__What the exercise asks__
Copy all the data exactly, except the pictures.

[Data entries]
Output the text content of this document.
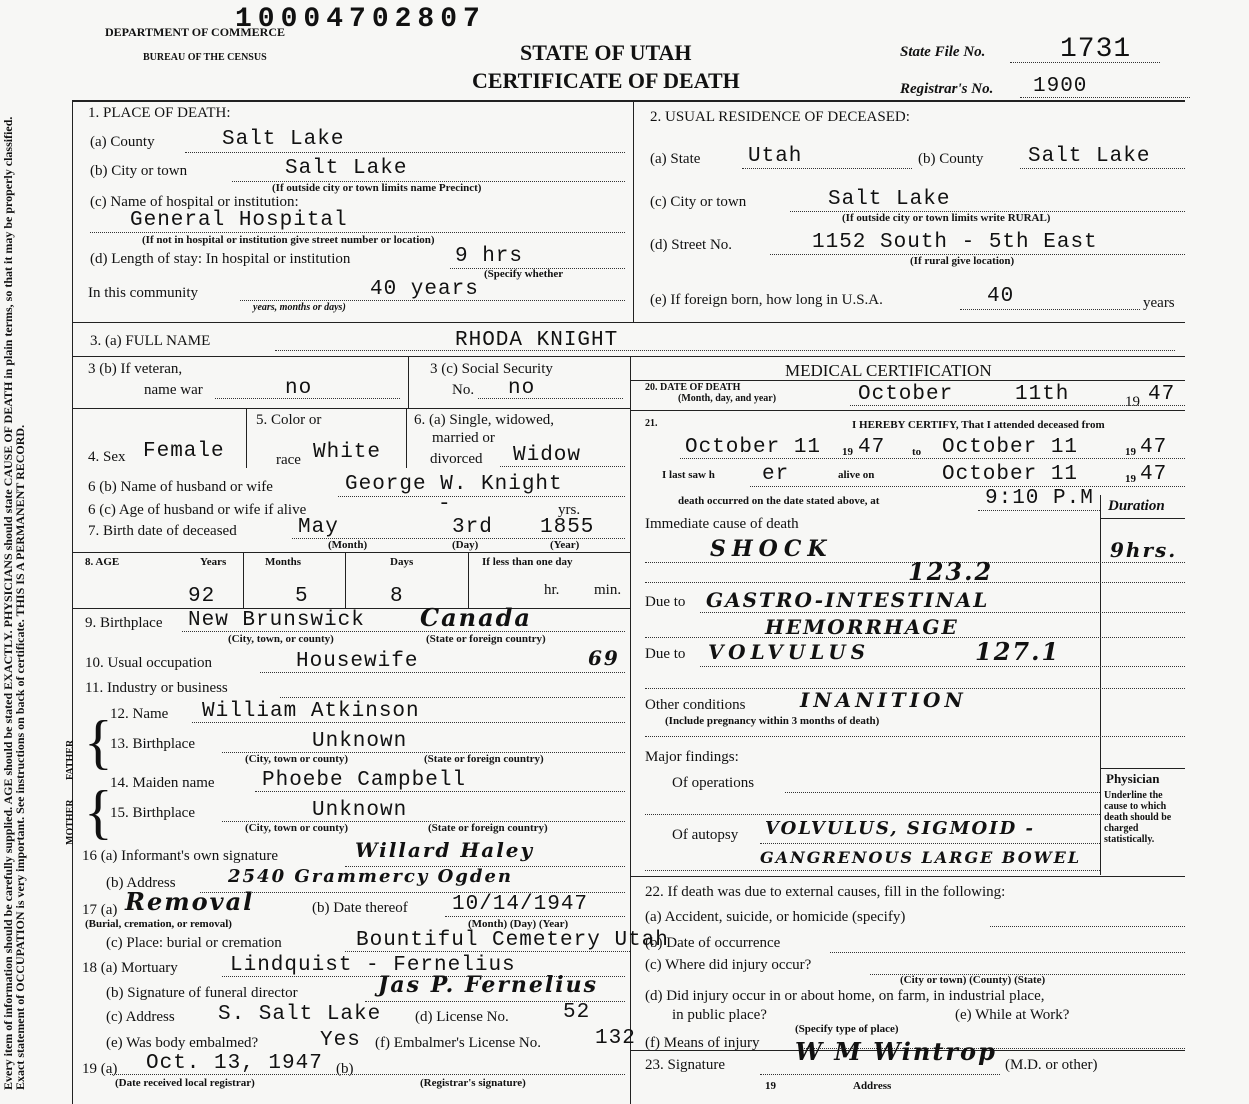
Every item of information should be carefully supplied. AGE should be stated EXACTLY. PHYSICIANS should state CAUSE OF DEATH in plain terms, so that it may be properly classified. Exact statement of OCCUPATION is very important. See instructions on back of certificate. THIS IS A PERMANENT RECORD.
10004702807
DEPARTMENT OF COMMERCE
BUREAU OF THE CENSUS	STATE OF UTAH
CERTIFICATE OF DEATH
State File No.	1731
Registrar's No. 1900
1. PLACE OF DEATH:
(a) County	Salt Lake
(b) City or town	Salt Lake
(If outside city or town limits name Precinct)
(c) Name of hospital or institution:
General Hospital
(If not in hospital or institution give street number or location)
(d) Length of stay: In hospital or institution	9 hrs
(Specify whether
In this community	40 years
years, months or days)
2. USUAL RESIDENCE OF DECEASED:
(a) State Utah	(b) County Salt Lake
(c) City or town	Salt Lake
(If outside city or town limits write RURAL)
(d) Street No.	1152 South - 5th East
(If rural give location)
(e) If foreign born, how long in U.S.A.	40	years
3. (a) FULL NAME	RHODA KNIGHT
3 (b) If veteran,
name war	no
3 (c) Social Security
No. no
5. Color or	6. (a) Single, widowed,
married or
4. Sex Female	race White	divorced Widow
6 (b) Name of husband or wife	George W. Knight
6 (c) Age of husband or wife if alive	-	yrs.
7. Birth date of deceased	May	3rd 1855
(Month)	(Day)	(Year)
8. AGE	Years	Months	Days	If less than one day
92	5	8	hr. min.
9. Birthplace New Brunswick Canada
(City, town, or county)	(State or foreign country)
10. Usual occupation	Housewife	69
11. Industry or business
MOTHER
FATHER {
{
12. Name William Atkinson
13. Birthplace	Unknown
(City, town or county)	(State or foreign country)
14. Maiden name Phoebe Campbell
15. Birthplace	Unknown
(City, town or county)	(State or foreign country)
16 (a) Informant's own signature	Willard Haley
(b) Address	2540 Grammercy Ogden
17 (a) Removal	(b) Date thereof 10/14/1947
(Burial, cremation, or removal)	(Month) (Day) (Year)
(c) Place: burial or cremation	Bountiful Cemetery Utah
18 (a) Mortuary Lindquist - Fernelius
(b) Signature of funeral director	Jas P. Fernelius
(c) Address S. Salt Lake (d) License No.	52
(e) Was body embalmed?	Yes (f) Embalmer's License No.	132
19 (a) Oct. 13, 1947 (b)
(Date received local registrar)	(Registrar's signature)
MEDICAL CERTIFICATION
20. DATE OF DEATH
(Month, day, and year)	October	11th	19 47
21.	I HEREBY CERTIFY, That I attended deceased from
October 11 19 47 to October 11	19 47
I last saw h er	alive on	October 11	19 47
death occurred on the date stated above, at	9:10 P.M Duration
Immediate cause of death
SHOCK	9hrs.
123.2
Due to GASTRO-INTESTINAL
HEMORRHAGE
Due to VOLVULUS	127.1
Other conditions	INANITION
(Include pregnancy within 3 months of death)
Major findings:
Of operations
Of autopsy VOLVULUS, SIGMOID -
GANGRENOUS LARGE BOWEL
Physician
Underline the cause to which death should be charged statistically.
22. If death was due to external causes, fill in the following:
(a) Accident, suicide, or homicide (specify)
(b) Date of occurrence
(c) Where did injury occur?
(City or town) (County) (State)
(d) Did injury occur in or about home, on farm, in industrial place,
in public place?	(e) While at Work?
(Specify type of place)
(f) Means of injury
23. Signature	W M Wintrop (M.D. or other)
19	Address
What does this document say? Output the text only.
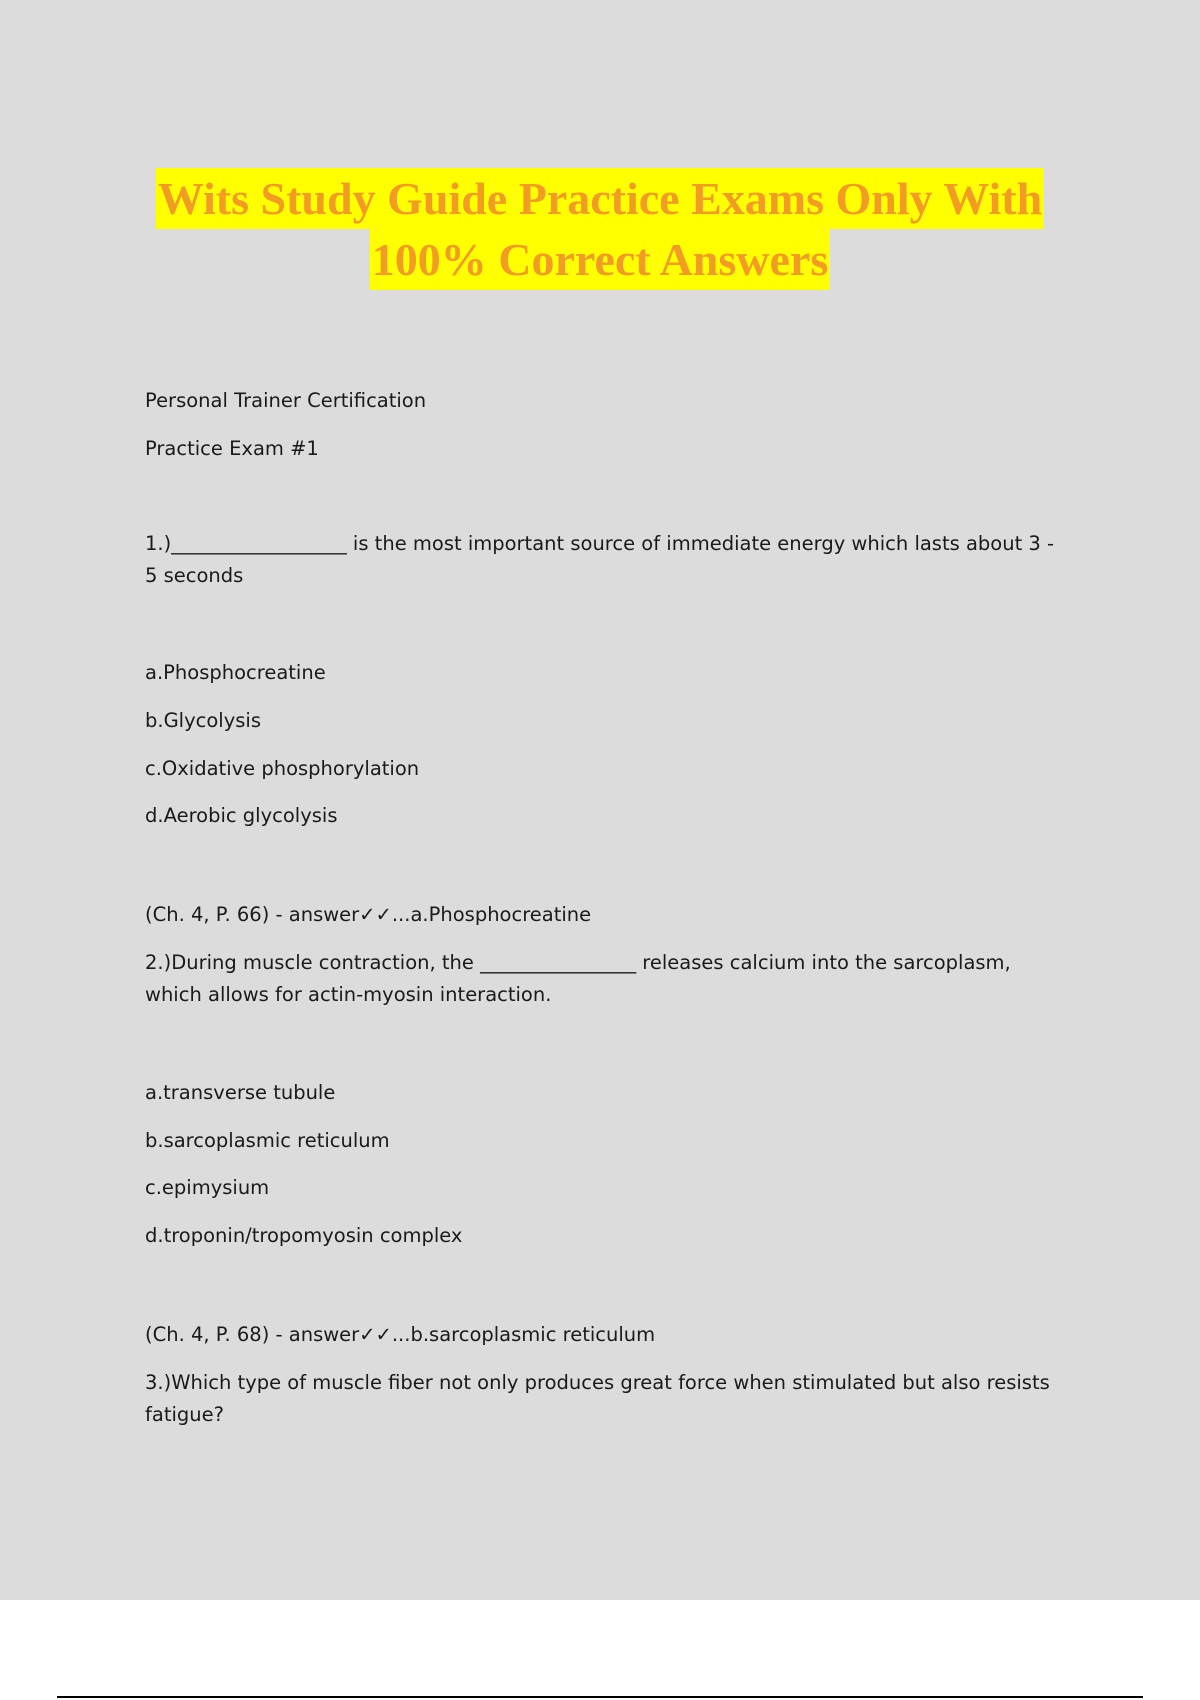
Wits Study Guide Practice Exams Only With
100% Correct Answers

Personal Trainer Certification

Practice Exam #1

1.)__________________ is the most important source of immediate energy which lasts about 3 -

5 seconds

a.Phosphocreatine

b.Glycolysis

c.Oxidative phosphorylation

d.Aerobic glycolysis

(Ch. 4, P. 66) - answer✓✓...a.Phosphocreatine

2.)During muscle contraction, the ________________ releases calcium into the sarcoplasm,

which allows for actin-myosin interaction.

a.transverse tubule

b.sarcoplasmic reticulum

c.epimysium

d.troponin/tropomyosin complex

(Ch. 4, P. 68) - answer✓✓...b.sarcoplasmic reticulum

3.)Which type of muscle fiber not only produces great force when stimulated but also resists

fatigue?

__Correct answer__
Output the text content of this document.
Every item of information should be carefully supplied. AGE should be stated EXACTLY. PHYSICIANS should state CAUSE OF DEATH in plain terms, so that it may be properly classified. Exact statement of OCCUPATION is very important. See instructions on back of certificate. THIS IS A PERMANENT RECORD.
10004702807
DEPARTMENT OF COMMERCE
BUREAU OF THE CENSUS	STATE OF UTAH
CERTIFICATE OF DEATH
State File No.	1731
Registrar's No. 1900
1. PLACE OF DEATH:
(a) County	Salt Lake
(b) City or town	Salt Lake
(If outside city or town limits name Precinct)
(c) Name of hospital or institution:
General Hospital
(If not in hospital or institution give street number or location)
(d) Length of stay: In hospital or institution	9 hrs
(Specify whether
In this community	40 years
years, months or days)
2. USUAL RESIDENCE OF DECEASED:
(a) State Utah	(b) County Salt Lake
(c) City or town	Salt Lake
(If outside city or town limits write RURAL)
(d) Street No.	1152 South - 5th East
(If rural give location)
(e) If foreign born, how long in U.S.A.	40	years
3. (a) FULL NAME	RHODA KNIGHT
3 (b) If veteran,
name war	no
3 (c) Social Security
No. no
5. Color or	6. (a) Single, widowed,
married or
4. Sex Female	race White	divorced Widow
6 (b) Name of husband or wife	George W. Knight
6 (c) Age of husband or wife if alive	-	yrs.
7. Birth date of deceased	May	3rd 1855
(Month)	(Day)	(Year)
8. AGE	Years	Months	Days	If less than one day
92	5	8	hr. min.
9. Birthplace New Brunswick Canada
(City, town, or county)	(State or foreign country)
10. Usual occupation	Housewife	69
11. Industry or business
MOTHER
FATHER {
{
12. Name William Atkinson
13. Birthplace	Unknown
(City, town or county)	(State or foreign country)
14. Maiden name Phoebe Campbell
15. Birthplace	Unknown
(City, town or county)	(State or foreign country)
16 (a) Informant's own signature	Willard Haley
(b) Address	2540 Grammercy Ogden
17 (a) Removal	(b) Date thereof 10/14/1947
(Burial, cremation, or removal)	(Month) (Day) (Year)
(c) Place: burial or cremation	Bountiful Cemetery Utah
18 (a) Mortuary Lindquist - Fernelius
(b) Signature of funeral director	Jas P. Fernelius
(c) Address S. Salt Lake (d) License No.	52
(e) Was body embalmed?	Yes (f) Embalmer's License No.	132
19 (a) Oct. 13, 1947 (b)
(Date received local registrar)	(Registrar's signature)
MEDICAL CERTIFICATION
20. DATE OF DEATH
(Month, day, and year)	October	11th	19 47
21.	I HEREBY CERTIFY, That I attended deceased from
October 11 19 47 to October 11	19 47
I last saw h er	alive on	October 11	19 47
death occurred on the date stated above, at	9:10 P.M Duration
Immediate cause of death
SHOCK	9hrs.
123.2
Due to GASTRO-INTESTINAL
HEMORRHAGE
Due to VOLVULUS	127.1
Other conditions	INANITION
(Include pregnancy within 3 months of death)
Major findings:
Of operations
Of autopsy VOLVULUS, SIGMOID -
GANGRENOUS LARGE BOWEL
Physician
Underline the cause to which death should be charged statistically.
22. If death was due to external causes, fill in the following:
(a) Accident, suicide, or homicide (specify)
(b) Date of occurrence
(c) Where did injury occur?
(City or town) (County) (State)
(d) Did injury occur in or about home, on farm, in industrial place,
in public place?	(e) While at Work?
(Specify type of place)
(f) Means of injury
23. Signature	W M Wintrop (M.D. or other)
19	Address
What does this document say? Output the text only.
Wits Study Guide Practice Exams Only With
100% Correct Answers

Personal Trainer Certification

Practice Exam #1

1.)__________________ is the most important source of immediate energy which lasts about 3 -

5 seconds

a.Phosphocreatine

b.Glycolysis

c.Oxidative phosphorylation

d.Aerobic glycolysis

(Ch. 4, P. 66) - answer✓✓...a.Phosphocreatine

2.)During muscle contraction, the ________________ releases calcium into the sarcoplasm,

which allows for actin-myosin interaction.

a.transverse tubule

b.sarcoplasmic reticulum

c.epimysium

d.troponin/tropomyosin complex

(Ch. 4, P. 68) - answer✓✓...b.sarcoplasmic reticulum

3.)Which type of muscle fiber not only produces great force when stimulated but also resists

fatigue?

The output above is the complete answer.